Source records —
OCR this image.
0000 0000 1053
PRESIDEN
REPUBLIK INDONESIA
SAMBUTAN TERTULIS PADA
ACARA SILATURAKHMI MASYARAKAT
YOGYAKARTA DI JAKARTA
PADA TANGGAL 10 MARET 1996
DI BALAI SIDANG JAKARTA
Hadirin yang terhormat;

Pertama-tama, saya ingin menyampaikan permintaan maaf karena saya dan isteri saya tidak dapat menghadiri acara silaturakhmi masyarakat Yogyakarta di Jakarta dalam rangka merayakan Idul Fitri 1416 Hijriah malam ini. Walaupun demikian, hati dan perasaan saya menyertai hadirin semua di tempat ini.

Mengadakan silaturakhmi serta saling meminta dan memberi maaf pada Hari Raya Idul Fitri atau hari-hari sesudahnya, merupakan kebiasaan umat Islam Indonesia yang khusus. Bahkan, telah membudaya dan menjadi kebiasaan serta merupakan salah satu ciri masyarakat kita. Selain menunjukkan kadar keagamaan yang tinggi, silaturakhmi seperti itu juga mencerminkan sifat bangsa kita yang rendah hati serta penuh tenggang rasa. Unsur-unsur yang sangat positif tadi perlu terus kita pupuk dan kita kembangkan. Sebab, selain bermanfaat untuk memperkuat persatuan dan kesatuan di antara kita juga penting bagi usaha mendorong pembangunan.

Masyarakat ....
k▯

SET EXERCISE — Look for the word "hati" and return every line where it occurs.

TASK RESPONSE —
Pertama-tama, saya ingin menyampaikan permintaan maaf karena saya dan isteri saya tidak dapat menghadiri acara silaturakhmi masyarakat Yogyakarta di Jakarta dalam rangka merayakan Idul Fitri 1416 Hijriah malam ini. Walaupun demikian, hati dan perasaan saya menyertai hadirin semua di tempat ini.
Mengadakan silaturakhmi serta saling meminta dan memberi maaf pada Hari Raya Idul Fitri atau hari-hari sesudahnya, merupakan kebiasaan umat Islam Indonesia yang khusus. Bahkan, telah membudaya dan menjadi kebiasaan serta merupakan salah satu ciri masyarakat kita. Selain menunjukkan kadar keagamaan yang tinggi, silaturakhmi seperti itu juga mencerminkan sifat bangsa kita yang rendah hati serta penuh tenggang rasa. Unsur-unsur yang sangat positif tadi perlu terus kita pupuk dan kita kembangkan. Sebab, selain bermanfaat untuk memperkuat persatuan dan kesatuan di antara kita juga penting bagi usaha mendorong pembangunan.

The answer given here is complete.